● Work to complete
Set the data down again, exactly as it reads, but without the pictures.

● Provided material
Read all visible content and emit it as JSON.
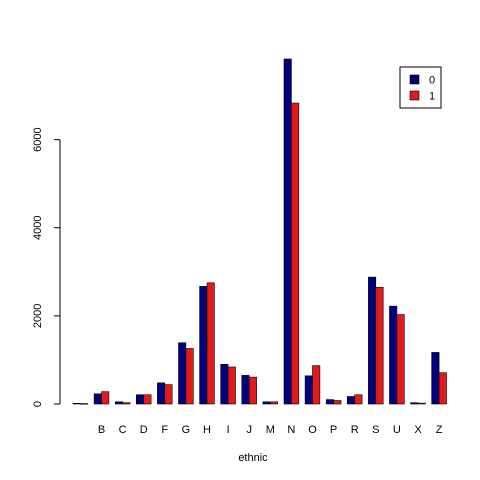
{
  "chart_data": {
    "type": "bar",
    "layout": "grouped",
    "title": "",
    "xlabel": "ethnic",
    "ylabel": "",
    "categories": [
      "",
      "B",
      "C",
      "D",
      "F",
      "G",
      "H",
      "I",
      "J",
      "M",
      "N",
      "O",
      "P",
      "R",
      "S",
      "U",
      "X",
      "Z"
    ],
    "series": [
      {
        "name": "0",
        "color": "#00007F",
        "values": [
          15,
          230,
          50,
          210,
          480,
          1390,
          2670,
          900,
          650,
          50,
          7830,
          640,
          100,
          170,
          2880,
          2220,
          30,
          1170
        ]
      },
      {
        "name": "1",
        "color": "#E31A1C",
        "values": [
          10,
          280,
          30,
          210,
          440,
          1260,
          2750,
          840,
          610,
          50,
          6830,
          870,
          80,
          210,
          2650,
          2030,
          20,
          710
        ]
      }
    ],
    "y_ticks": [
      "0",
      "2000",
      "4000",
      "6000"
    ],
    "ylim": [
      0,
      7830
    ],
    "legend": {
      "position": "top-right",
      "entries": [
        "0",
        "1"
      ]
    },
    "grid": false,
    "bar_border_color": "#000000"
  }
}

● Complete answer
Read all visible content and emit it as JSON.
{
  "chart_data": {
    "type": "bar",
    "layout": "grouped",
    "title": "",
    "xlabel": "ethnic",
    "ylabel": "",
    "categories": [
      "",
      "B",
      "C",
      "D",
      "F",
      "G",
      "H",
      "I",
      "J",
      "M",
      "N",
      "O",
      "P",
      "R",
      "S",
      "U",
      "X",
      "Z"
    ],
    "series": [
      {
        "name": "0",
        "color": "#00007F",
        "values": [
          15,
          230,
          50,
          210,
          480,
          1390,
          2670,
          900,
          650,
          50,
          7830,
          640,
          100,
          170,
          2880,
          2220,
          30,
          1170
        ]
      },
      {
        "name": "1",
        "color": "#E31A1C",
        "values": [
          10,
          280,
          30,
          210,
          440,
          1260,
          2750,
          840,
          610,
          50,
          6830,
          870,
          80,
          210,
          2650,
          2030,
          20,
          710
        ]
      }
    ],
    "y_ticks": [
      "0",
      "2000",
      "4000",
      "6000"
    ],
    "ylim": [
      0,
      7830
    ],
    "legend": {
      "position": "top-right",
      "entries": [
        "0",
        "1"
      ]
    },
    "grid": false,
    "bar_border_color": "#000000"
  }
}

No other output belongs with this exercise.